• _Record set_
_ _ _ _

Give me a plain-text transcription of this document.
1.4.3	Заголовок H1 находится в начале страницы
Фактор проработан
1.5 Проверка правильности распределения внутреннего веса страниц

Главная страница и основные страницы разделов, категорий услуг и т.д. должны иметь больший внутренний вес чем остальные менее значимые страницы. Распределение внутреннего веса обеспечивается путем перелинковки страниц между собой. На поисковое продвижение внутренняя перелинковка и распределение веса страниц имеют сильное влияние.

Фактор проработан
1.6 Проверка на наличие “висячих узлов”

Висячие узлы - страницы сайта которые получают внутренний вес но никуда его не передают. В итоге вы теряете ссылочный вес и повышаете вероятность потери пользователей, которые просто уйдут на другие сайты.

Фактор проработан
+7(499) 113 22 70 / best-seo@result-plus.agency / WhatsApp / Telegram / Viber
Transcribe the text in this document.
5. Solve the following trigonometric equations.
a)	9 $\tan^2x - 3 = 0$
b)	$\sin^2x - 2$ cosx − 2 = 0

_ _ _ _

• _Given problem_
Repeat the data exactly. Leave nothing out.

• _Full output_
Give me a plain-text transcription of this document.
1.4.3	Заголовок H1 находится в начале страницы
Фактор проработан
1.5 Проверка правильности распределения внутреннего веса страниц

Главная страница и основные страницы разделов, категорий услуг и т.д. должны иметь больший внутренний вес чем остальные менее значимые страницы. Распределение внутреннего веса обеспечивается путем перелинковки страниц между собой. На поисковое продвижение внутренняя перелинковка и распределение веса страниц имеют сильное влияние.

Фактор проработан
1.6 Проверка на наличие “висячих узлов”

Висячие узлы - страницы сайта которые получают внутренний вес но никуда его не передают. В итоге вы теряете ссылочный вес и повышаете вероятность потери пользователей, которые просто уйдут на другие сайты.

Фактор проработан
+7(499) 113 22 70 / best-seo@result-plus.agency / WhatsApp / Telegram / Viber
Transcribe the text in this document.
5. Solve the following trigonometric equations.
a)	9 $\tan^2x - 3 = 0$
b)	$\sin^2x - 2$ cosx − 2 = 0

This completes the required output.